(Do this): Lines that hold the word "的半径是" should be located and copied.

(Data records):
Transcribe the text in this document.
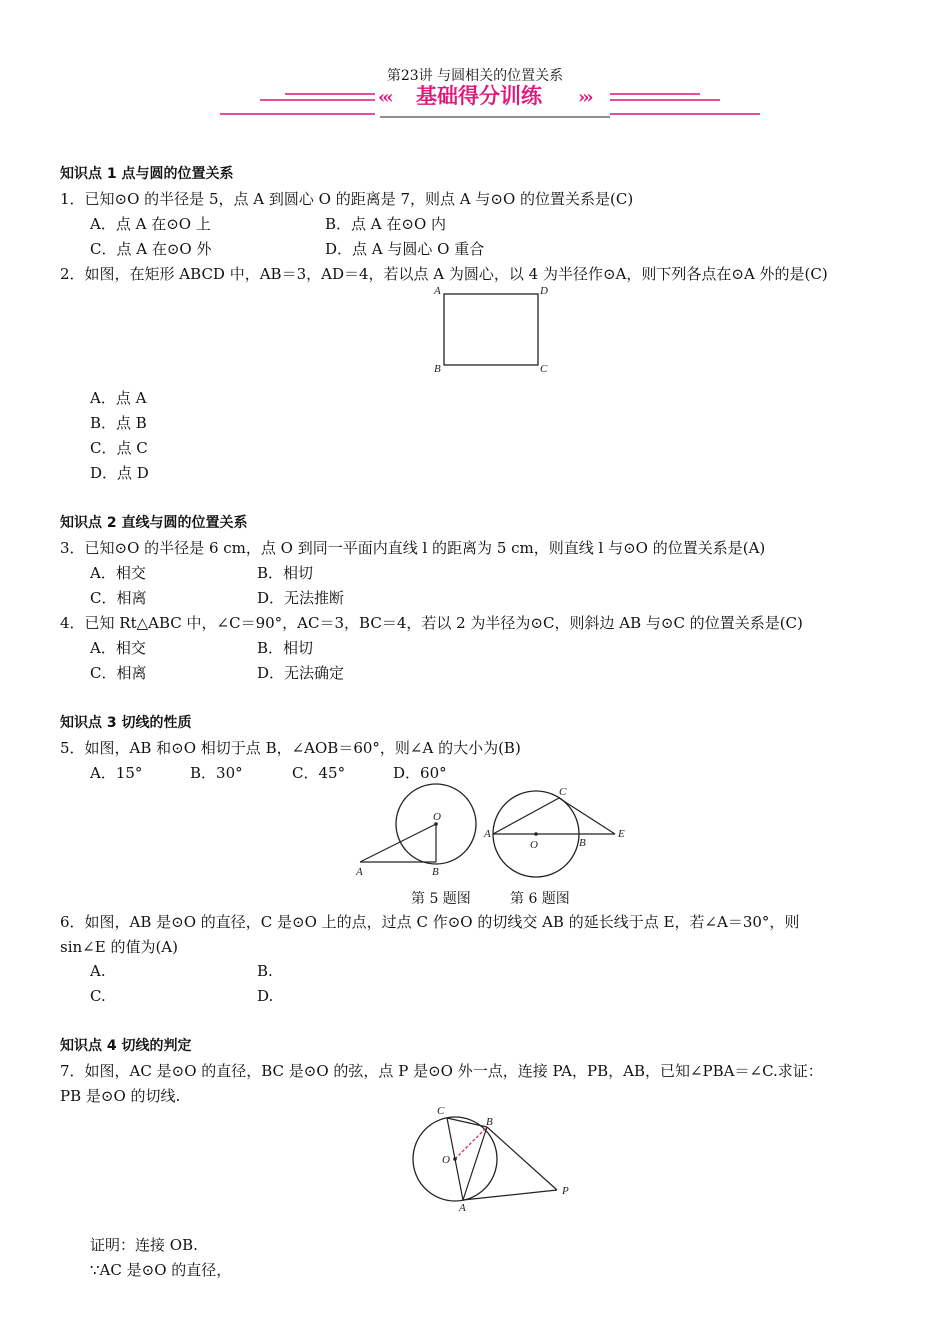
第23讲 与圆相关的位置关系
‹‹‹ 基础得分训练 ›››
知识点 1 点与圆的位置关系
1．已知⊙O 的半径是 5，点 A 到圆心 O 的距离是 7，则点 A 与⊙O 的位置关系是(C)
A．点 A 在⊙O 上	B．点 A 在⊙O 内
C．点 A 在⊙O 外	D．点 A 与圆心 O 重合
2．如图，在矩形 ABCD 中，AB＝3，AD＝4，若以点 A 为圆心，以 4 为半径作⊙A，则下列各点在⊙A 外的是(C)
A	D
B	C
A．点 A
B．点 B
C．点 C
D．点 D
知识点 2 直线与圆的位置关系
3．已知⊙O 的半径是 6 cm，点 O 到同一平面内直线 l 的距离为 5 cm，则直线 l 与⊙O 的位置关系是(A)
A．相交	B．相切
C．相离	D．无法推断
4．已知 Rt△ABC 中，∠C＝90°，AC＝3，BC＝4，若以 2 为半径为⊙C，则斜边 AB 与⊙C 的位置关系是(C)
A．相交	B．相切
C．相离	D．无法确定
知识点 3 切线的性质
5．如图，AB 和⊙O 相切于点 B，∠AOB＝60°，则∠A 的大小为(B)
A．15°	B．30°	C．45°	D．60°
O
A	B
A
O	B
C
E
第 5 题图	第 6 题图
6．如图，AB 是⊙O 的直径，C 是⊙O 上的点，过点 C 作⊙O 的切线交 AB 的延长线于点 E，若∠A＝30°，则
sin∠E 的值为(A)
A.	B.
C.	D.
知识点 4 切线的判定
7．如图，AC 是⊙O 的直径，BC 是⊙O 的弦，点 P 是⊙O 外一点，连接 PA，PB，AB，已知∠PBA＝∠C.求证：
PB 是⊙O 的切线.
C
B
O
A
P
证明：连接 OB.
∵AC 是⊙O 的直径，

(Result of the task):
1．已知⊙O 的半径是 5，点 A 到圆心 O 的距离是 7，则点 A 与⊙O 的位置关系是(C)
3．已知⊙O 的半径是 6 cm，点 O 到同一平面内直线 l 的距离为 5 cm，则直线 l 与⊙O 的位置关系是(A)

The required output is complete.